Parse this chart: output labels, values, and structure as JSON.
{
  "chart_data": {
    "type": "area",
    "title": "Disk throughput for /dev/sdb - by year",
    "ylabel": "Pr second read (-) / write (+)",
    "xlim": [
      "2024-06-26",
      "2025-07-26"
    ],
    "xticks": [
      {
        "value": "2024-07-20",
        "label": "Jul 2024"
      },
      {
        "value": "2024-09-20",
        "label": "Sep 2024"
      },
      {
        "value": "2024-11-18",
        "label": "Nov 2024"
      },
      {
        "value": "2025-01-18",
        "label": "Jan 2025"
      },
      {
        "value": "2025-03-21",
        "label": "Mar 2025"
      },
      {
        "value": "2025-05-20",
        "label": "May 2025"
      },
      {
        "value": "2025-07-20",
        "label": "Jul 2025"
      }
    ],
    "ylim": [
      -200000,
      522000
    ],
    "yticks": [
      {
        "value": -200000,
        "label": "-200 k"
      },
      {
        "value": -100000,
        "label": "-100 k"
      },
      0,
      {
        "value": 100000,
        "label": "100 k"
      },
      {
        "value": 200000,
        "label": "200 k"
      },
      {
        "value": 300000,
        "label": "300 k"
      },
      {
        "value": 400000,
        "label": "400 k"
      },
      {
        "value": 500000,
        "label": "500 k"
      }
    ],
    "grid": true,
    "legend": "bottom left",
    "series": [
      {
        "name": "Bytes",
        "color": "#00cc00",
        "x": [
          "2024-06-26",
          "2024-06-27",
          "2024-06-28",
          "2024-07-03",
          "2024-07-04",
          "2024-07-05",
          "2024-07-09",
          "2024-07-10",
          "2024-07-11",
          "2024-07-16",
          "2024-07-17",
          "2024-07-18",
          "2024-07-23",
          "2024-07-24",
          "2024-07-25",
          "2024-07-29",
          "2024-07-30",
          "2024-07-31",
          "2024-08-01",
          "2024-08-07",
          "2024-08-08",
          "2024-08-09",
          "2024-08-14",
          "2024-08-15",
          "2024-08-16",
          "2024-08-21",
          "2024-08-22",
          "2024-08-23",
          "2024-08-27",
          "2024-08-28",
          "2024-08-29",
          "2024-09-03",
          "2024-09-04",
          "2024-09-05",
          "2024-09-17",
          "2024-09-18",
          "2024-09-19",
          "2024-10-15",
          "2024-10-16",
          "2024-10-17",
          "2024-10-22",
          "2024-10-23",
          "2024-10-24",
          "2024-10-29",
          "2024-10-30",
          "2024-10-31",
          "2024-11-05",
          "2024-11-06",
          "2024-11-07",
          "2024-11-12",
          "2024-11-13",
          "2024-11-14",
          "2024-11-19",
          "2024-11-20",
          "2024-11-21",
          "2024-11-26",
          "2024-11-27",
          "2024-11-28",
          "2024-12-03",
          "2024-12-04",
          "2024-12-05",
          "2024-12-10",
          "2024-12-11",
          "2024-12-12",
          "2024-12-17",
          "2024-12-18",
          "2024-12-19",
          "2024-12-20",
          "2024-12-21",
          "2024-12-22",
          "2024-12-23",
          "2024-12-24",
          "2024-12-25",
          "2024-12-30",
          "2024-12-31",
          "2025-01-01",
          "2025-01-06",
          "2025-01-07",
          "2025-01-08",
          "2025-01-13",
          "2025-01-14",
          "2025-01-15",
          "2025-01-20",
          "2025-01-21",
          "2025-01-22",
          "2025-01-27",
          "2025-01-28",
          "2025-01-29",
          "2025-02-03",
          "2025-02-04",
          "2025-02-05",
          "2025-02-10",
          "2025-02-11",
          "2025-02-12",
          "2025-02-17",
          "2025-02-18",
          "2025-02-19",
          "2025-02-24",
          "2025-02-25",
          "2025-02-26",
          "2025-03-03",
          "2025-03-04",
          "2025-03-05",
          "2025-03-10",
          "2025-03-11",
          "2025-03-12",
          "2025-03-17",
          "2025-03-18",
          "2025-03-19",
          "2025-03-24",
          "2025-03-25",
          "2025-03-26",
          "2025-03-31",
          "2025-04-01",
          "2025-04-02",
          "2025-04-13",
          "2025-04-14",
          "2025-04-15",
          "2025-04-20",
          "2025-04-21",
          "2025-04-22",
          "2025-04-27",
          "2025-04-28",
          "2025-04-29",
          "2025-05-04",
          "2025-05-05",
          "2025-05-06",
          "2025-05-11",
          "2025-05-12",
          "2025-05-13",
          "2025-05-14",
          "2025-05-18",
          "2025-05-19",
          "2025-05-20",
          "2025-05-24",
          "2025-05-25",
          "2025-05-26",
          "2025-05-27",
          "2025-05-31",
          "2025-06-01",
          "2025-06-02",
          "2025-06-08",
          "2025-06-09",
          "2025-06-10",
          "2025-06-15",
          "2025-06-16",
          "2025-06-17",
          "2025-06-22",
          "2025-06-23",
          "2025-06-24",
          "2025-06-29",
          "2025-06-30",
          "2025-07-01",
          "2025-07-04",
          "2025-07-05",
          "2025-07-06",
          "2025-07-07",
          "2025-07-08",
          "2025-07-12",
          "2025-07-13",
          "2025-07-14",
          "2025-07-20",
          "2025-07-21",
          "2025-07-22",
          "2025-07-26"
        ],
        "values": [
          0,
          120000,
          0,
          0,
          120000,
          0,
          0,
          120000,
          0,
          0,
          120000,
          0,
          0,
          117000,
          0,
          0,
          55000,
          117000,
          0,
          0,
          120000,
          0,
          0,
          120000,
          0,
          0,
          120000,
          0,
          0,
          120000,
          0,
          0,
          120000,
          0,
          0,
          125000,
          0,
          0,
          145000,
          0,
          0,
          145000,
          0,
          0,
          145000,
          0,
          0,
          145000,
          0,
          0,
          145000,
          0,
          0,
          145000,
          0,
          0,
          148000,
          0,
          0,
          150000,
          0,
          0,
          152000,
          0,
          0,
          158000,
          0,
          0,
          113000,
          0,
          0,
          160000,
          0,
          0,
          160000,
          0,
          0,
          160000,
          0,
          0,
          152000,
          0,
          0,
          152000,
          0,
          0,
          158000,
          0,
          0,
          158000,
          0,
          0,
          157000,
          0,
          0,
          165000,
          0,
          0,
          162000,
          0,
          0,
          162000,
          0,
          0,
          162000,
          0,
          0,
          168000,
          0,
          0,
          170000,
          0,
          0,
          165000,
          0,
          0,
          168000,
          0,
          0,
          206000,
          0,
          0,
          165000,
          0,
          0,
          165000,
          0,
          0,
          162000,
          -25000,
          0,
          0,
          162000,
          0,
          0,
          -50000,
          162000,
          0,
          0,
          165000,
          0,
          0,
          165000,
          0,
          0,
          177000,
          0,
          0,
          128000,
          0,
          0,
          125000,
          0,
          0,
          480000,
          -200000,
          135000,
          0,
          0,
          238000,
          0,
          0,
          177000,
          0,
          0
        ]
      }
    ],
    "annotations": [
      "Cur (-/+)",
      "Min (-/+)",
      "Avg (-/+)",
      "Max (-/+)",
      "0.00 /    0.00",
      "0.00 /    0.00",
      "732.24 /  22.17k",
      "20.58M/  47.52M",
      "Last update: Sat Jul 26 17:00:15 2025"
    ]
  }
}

WHAT YOU SHOULD DO —
Write out all the records above again, exactly as they stand.

RESPONSE TO THIS TASK —
Parse this chart: output labels, values, and structure as JSON.
{
  "chart_data": {
    "type": "area",
    "title": "Disk throughput for /dev/sdb - by year",
    "ylabel": "Pr second read (-) / write (+)",
    "xlim": [
      "2024-06-26",
      "2025-07-26"
    ],
    "xticks": [
      {
        "value": "2024-07-20",
        "label": "Jul 2024"
      },
      {
        "value": "2024-09-20",
        "label": "Sep 2024"
      },
      {
        "value": "2024-11-18",
        "label": "Nov 2024"
      },
      {
        "value": "2025-01-18",
        "label": "Jan 2025"
      },
      {
        "value": "2025-03-21",
        "label": "Mar 2025"
      },
      {
        "value": "2025-05-20",
        "label": "May 2025"
      },
      {
        "value": "2025-07-20",
        "label": "Jul 2025"
      }
    ],
    "ylim": [
      -200000,
      522000
    ],
    "yticks": [
      {
        "value": -200000,
        "label": "-200 k"
      },
      {
        "value": -100000,
        "label": "-100 k"
      },
      0,
      {
        "value": 100000,
        "label": "100 k"
      },
      {
        "value": 200000,
        "label": "200 k"
      },
      {
        "value": 300000,
        "label": "300 k"
      },
      {
        "value": 400000,
        "label": "400 k"
      },
      {
        "value": 500000,
        "label": "500 k"
      }
    ],
    "grid": true,
    "legend": "bottom left",
    "series": [
      {
        "name": "Bytes",
        "color": "#00cc00",
        "x": [
          "2024-06-26",
          "2024-06-27",
          "2024-06-28",
          "2024-07-03",
          "2024-07-04",
          "2024-07-05",
          "2024-07-09",
          "2024-07-10",
          "2024-07-11",
          "2024-07-16",
          "2024-07-17",
          "2024-07-18",
          "2024-07-23",
          "2024-07-24",
          "2024-07-25",
          "2024-07-29",
          "2024-07-30",
          "2024-07-31",
          "2024-08-01",
          "2024-08-07",
          "2024-08-08",
          "2024-08-09",
          "2024-08-14",
          "2024-08-15",
          "2024-08-16",
          "2024-08-21",
          "2024-08-22",
          "2024-08-23",
          "2024-08-27",
          "2024-08-28",
          "2024-08-29",
          "2024-09-03",
          "2024-09-04",
          "2024-09-05",
          "2024-09-17",
          "2024-09-18",
          "2024-09-19",
          "2024-10-15",
          "2024-10-16",
          "2024-10-17",
          "2024-10-22",
          "2024-10-23",
          "2024-10-24",
          "2024-10-29",
          "2024-10-30",
          "2024-10-31",
          "2024-11-05",
          "2024-11-06",
          "2024-11-07",
          "2024-11-12",
          "2024-11-13",
          "2024-11-14",
          "2024-11-19",
          "2024-11-20",
          "2024-11-21",
          "2024-11-26",
          "2024-11-27",
          "2024-11-28",
          "2024-12-03",
          "2024-12-04",
          "2024-12-05",
          "2024-12-10",
          "2024-12-11",
          "2024-12-12",
          "2024-12-17",
          "2024-12-18",
          "2024-12-19",
          "2024-12-20",
          "2024-12-21",
          "2024-12-22",
          "2024-12-23",
          "2024-12-24",
          "2024-12-25",
          "2024-12-30",
          "2024-12-31",
          "2025-01-01",
          "2025-01-06",
          "2025-01-07",
          "2025-01-08",
          "2025-01-13",
          "2025-01-14",
          "2025-01-15",
          "2025-01-20",
          "2025-01-21",
          "2025-01-22",
          "2025-01-27",
          "2025-01-28",
          "2025-01-29",
          "2025-02-03",
          "2025-02-04",
          "2025-02-05",
          "2025-02-10",
          "2025-02-11",
          "2025-02-12",
          "2025-02-17",
          "2025-02-18",
          "2025-02-19",
          "2025-02-24",
          "2025-02-25",
          "2025-02-26",
          "2025-03-03",
          "2025-03-04",
          "2025-03-05",
          "2025-03-10",
          "2025-03-11",
          "2025-03-12",
          "2025-03-17",
          "2025-03-18",
          "2025-03-19",
          "2025-03-24",
          "2025-03-25",
          "2025-03-26",
          "2025-03-31",
          "2025-04-01",
          "2025-04-02",
          "2025-04-13",
          "2025-04-14",
          "2025-04-15",
          "2025-04-20",
          "2025-04-21",
          "2025-04-22",
          "2025-04-27",
          "2025-04-28",
          "2025-04-29",
          "2025-05-04",
          "2025-05-05",
          "2025-05-06",
          "2025-05-11",
          "2025-05-12",
          "2025-05-13",
          "2025-05-14",
          "2025-05-18",
          "2025-05-19",
          "2025-05-20",
          "2025-05-24",
          "2025-05-25",
          "2025-05-26",
          "2025-05-27",
          "2025-05-31",
          "2025-06-01",
          "2025-06-02",
          "2025-06-08",
          "2025-06-09",
          "2025-06-10",
          "2025-06-15",
          "2025-06-16",
          "2025-06-17",
          "2025-06-22",
          "2025-06-23",
          "2025-06-24",
          "2025-06-29",
          "2025-06-30",
          "2025-07-01",
          "2025-07-04",
          "2025-07-05",
          "2025-07-06",
          "2025-07-07",
          "2025-07-08",
          "2025-07-12",
          "2025-07-13",
          "2025-07-14",
          "2025-07-20",
          "2025-07-21",
          "2025-07-22",
          "2025-07-26"
        ],
        "values": [
          0,
          120000,
          0,
          0,
          120000,
          0,
          0,
          120000,
          0,
          0,
          120000,
          0,
          0,
          117000,
          0,
          0,
          55000,
          117000,
          0,
          0,
          120000,
          0,
          0,
          120000,
          0,
          0,
          120000,
          0,
          0,
          120000,
          0,
          0,
          120000,
          0,
          0,
          125000,
          0,
          0,
          145000,
          0,
          0,
          145000,
          0,
          0,
          145000,
          0,
          0,
          145000,
          0,
          0,
          145000,
          0,
          0,
          145000,
          0,
          0,
          148000,
          0,
          0,
          150000,
          0,
          0,
          152000,
          0,
          0,
          158000,
          0,
          0,
          113000,
          0,
          0,
          160000,
          0,
          0,
          160000,
          0,
          0,
          160000,
          0,
          0,
          152000,
          0,
          0,
          152000,
          0,
          0,
          158000,
          0,
          0,
          158000,
          0,
          0,
          157000,
          0,
          0,
          165000,
          0,
          0,
          162000,
          0,
          0,
          162000,
          0,
          0,
          162000,
          0,
          0,
          168000,
          0,
          0,
          170000,
          0,
          0,
          165000,
          0,
          0,
          168000,
          0,
          0,
          206000,
          0,
          0,
          165000,
          0,
          0,
          165000,
          0,
          0,
          162000,
          -25000,
          0,
          0,
          162000,
          0,
          0,
          -50000,
          162000,
          0,
          0,
          165000,
          0,
          0,
          165000,
          0,
          0,
          177000,
          0,
          0,
          128000,
          0,
          0,
          125000,
          0,
          0,
          480000,
          -200000,
          135000,
          0,
          0,
          238000,
          0,
          0,
          177000,
          0,
          0
        ]
      }
    ],
    "annotations": [
      "Cur (-/+)",
      "Min (-/+)",
      "Avg (-/+)",
      "Max (-/+)",
      "0.00 /    0.00",
      "0.00 /    0.00",
      "732.24 /  22.17k",
      "20.58M/  47.52M",
      "Last update: Sat Jul 26 17:00:15 2025"
    ]
  }
}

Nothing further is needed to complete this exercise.